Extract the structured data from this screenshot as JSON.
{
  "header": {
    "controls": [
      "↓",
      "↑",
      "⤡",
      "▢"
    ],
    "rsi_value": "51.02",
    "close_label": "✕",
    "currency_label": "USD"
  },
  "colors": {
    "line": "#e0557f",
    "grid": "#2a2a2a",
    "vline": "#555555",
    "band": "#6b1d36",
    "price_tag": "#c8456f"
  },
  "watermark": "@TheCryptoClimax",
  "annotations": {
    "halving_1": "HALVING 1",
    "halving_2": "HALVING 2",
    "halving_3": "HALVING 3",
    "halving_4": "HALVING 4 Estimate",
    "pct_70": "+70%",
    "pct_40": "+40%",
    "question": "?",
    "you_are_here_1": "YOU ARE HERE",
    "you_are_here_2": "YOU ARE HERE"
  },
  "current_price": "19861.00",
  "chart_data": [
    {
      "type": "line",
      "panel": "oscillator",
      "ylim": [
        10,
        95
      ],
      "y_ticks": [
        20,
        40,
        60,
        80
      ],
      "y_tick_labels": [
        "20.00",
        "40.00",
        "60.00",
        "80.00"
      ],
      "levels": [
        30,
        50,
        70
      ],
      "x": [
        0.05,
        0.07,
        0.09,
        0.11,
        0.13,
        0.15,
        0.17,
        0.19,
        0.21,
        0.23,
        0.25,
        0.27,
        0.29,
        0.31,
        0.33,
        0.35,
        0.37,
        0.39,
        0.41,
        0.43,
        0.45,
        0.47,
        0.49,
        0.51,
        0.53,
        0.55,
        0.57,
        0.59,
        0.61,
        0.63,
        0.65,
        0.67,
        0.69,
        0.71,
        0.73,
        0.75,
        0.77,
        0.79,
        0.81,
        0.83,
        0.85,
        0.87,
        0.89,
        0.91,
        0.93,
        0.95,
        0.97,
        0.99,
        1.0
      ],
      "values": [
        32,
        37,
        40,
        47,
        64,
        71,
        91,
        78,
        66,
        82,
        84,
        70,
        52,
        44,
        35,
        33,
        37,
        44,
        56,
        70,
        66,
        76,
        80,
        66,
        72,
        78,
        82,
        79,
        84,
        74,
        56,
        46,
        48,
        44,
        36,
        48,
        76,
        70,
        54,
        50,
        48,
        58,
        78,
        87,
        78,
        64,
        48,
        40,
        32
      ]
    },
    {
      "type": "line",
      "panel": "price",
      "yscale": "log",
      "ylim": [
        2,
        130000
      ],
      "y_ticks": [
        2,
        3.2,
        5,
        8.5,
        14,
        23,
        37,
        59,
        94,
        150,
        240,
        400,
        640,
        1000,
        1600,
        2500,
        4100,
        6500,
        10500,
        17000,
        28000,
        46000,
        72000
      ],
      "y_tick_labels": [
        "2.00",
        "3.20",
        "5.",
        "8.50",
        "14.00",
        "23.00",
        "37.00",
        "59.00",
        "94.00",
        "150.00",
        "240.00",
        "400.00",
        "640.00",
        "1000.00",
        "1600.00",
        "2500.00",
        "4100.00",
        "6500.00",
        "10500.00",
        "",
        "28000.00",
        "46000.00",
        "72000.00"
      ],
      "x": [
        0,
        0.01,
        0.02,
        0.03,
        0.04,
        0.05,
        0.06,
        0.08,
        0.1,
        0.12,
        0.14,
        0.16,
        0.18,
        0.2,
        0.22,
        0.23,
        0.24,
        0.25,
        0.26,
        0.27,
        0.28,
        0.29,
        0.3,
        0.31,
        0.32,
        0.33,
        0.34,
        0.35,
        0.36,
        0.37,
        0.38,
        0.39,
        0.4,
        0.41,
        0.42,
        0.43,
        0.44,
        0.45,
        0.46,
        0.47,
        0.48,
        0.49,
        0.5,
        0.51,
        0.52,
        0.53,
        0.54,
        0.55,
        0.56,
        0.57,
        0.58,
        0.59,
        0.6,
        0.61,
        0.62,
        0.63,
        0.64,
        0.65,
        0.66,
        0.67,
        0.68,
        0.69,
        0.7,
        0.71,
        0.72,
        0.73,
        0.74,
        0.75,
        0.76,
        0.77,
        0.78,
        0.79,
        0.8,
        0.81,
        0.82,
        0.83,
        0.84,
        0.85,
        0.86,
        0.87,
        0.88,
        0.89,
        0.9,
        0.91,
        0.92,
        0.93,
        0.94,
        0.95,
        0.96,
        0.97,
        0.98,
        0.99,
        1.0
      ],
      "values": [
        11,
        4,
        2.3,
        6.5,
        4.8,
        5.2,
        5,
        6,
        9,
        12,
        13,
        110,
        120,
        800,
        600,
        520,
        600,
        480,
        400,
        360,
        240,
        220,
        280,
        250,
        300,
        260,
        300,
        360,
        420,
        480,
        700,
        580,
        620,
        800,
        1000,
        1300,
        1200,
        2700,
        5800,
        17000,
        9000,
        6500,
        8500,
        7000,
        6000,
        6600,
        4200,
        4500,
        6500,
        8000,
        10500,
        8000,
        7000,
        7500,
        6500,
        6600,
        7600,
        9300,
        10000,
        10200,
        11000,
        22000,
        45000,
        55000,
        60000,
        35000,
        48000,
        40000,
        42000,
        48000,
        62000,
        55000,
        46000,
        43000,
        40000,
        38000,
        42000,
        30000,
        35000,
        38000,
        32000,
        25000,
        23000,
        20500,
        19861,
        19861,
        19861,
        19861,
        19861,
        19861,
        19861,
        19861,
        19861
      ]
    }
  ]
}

◇ ◇ ◇ ◇ ◇

**What to produce**
Retype the entries one by one, exactly.

**Solution to this problem**
Extract the structured data from this screenshot as JSON.
{
  "header": {
    "controls": [
      "↓",
      "↑",
      "⤡",
      "▢"
    ],
    "rsi_value": "51.02",
    "close_label": "✕",
    "currency_label": "USD"
  },
  "colors": {
    "line": "#e0557f",
    "grid": "#2a2a2a",
    "vline": "#555555",
    "band": "#6b1d36",
    "price_tag": "#c8456f"
  },
  "watermark": "@TheCryptoClimax",
  "annotations": {
    "halving_1": "HALVING 1",
    "halving_2": "HALVING 2",
    "halving_3": "HALVING 3",
    "halving_4": "HALVING 4 Estimate",
    "pct_70": "+70%",
    "pct_40": "+40%",
    "question": "?",
    "you_are_here_1": "YOU ARE HERE",
    "you_are_here_2": "YOU ARE HERE"
  },
  "current_price": "19861.00",
  "chart_data": [
    {
      "type": "line",
      "panel": "oscillator",
      "ylim": [
        10,
        95
      ],
      "y_ticks": [
        20,
        40,
        60,
        80
      ],
      "y_tick_labels": [
        "20.00",
        "40.00",
        "60.00",
        "80.00"
      ],
      "levels": [
        30,
        50,
        70
      ],
      "x": [
        0.05,
        0.07,
        0.09,
        0.11,
        0.13,
        0.15,
        0.17,
        0.19,
        0.21,
        0.23,
        0.25,
        0.27,
        0.29,
        0.31,
        0.33,
        0.35,
        0.37,
        0.39,
        0.41,
        0.43,
        0.45,
        0.47,
        0.49,
        0.51,
        0.53,
        0.55,
        0.57,
        0.59,
        0.61,
        0.63,
        0.65,
        0.67,
        0.69,
        0.71,
        0.73,
        0.75,
        0.77,
        0.79,
        0.81,
        0.83,
        0.85,
        0.87,
        0.89,
        0.91,
        0.93,
        0.95,
        0.97,
        0.99,
        1.0
      ],
      "values": [
        32,
        37,
        40,
        47,
        64,
        71,
        91,
        78,
        66,
        82,
        84,
        70,
        52,
        44,
        35,
        33,
        37,
        44,
        56,
        70,
        66,
        76,
        80,
        66,
        72,
        78,
        82,
        79,
        84,
        74,
        56,
        46,
        48,
        44,
        36,
        48,
        76,
        70,
        54,
        50,
        48,
        58,
        78,
        87,
        78,
        64,
        48,
        40,
        32
      ]
    },
    {
      "type": "line",
      "panel": "price",
      "yscale": "log",
      "ylim": [
        2,
        130000
      ],
      "y_ticks": [
        2,
        3.2,
        5,
        8.5,
        14,
        23,
        37,
        59,
        94,
        150,
        240,
        400,
        640,
        1000,
        1600,
        2500,
        4100,
        6500,
        10500,
        17000,
        28000,
        46000,
        72000
      ],
      "y_tick_labels": [
        "2.00",
        "3.20",
        "5.",
        "8.50",
        "14.00",
        "23.00",
        "37.00",
        "59.00",
        "94.00",
        "150.00",
        "240.00",
        "400.00",
        "640.00",
        "1000.00",
        "1600.00",
        "2500.00",
        "4100.00",
        "6500.00",
        "10500.00",
        "",
        "28000.00",
        "46000.00",
        "72000.00"
      ],
      "x": [
        0,
        0.01,
        0.02,
        0.03,
        0.04,
        0.05,
        0.06,
        0.08,
        0.1,
        0.12,
        0.14,
        0.16,
        0.18,
        0.2,
        0.22,
        0.23,
        0.24,
        0.25,
        0.26,
        0.27,
        0.28,
        0.29,
        0.3,
        0.31,
        0.32,
        0.33,
        0.34,
        0.35,
        0.36,
        0.37,
        0.38,
        0.39,
        0.4,
        0.41,
        0.42,
        0.43,
        0.44,
        0.45,
        0.46,
        0.47,
        0.48,
        0.49,
        0.5,
        0.51,
        0.52,
        0.53,
        0.54,
        0.55,
        0.56,
        0.57,
        0.58,
        0.59,
        0.6,
        0.61,
        0.62,
        0.63,
        0.64,
        0.65,
        0.66,
        0.67,
        0.68,
        0.69,
        0.7,
        0.71,
        0.72,
        0.73,
        0.74,
        0.75,
        0.76,
        0.77,
        0.78,
        0.79,
        0.8,
        0.81,
        0.82,
        0.83,
        0.84,
        0.85,
        0.86,
        0.87,
        0.88,
        0.89,
        0.9,
        0.91,
        0.92,
        0.93,
        0.94,
        0.95,
        0.96,
        0.97,
        0.98,
        0.99,
        1.0
      ],
      "values": [
        11,
        4,
        2.3,
        6.5,
        4.8,
        5.2,
        5,
        6,
        9,
        12,
        13,
        110,
        120,
        800,
        600,
        520,
        600,
        480,
        400,
        360,
        240,
        220,
        280,
        250,
        300,
        260,
        300,
        360,
        420,
        480,
        700,
        580,
        620,
        800,
        1000,
        1300,
        1200,
        2700,
        5800,
        17000,
        9000,
        6500,
        8500,
        7000,
        6000,
        6600,
        4200,
        4500,
        6500,
        8000,
        10500,
        8000,
        7000,
        7500,
        6500,
        6600,
        7600,
        9300,
        10000,
        10200,
        11000,
        22000,
        45000,
        55000,
        60000,
        35000,
        48000,
        40000,
        42000,
        48000,
        62000,
        55000,
        46000,
        43000,
        40000,
        38000,
        42000,
        30000,
        35000,
        38000,
        32000,
        25000,
        23000,
        20500,
        19861,
        19861,
        19861,
        19861,
        19861,
        19861,
        19861,
        19861,
        19861
      ]
    }
  ]
}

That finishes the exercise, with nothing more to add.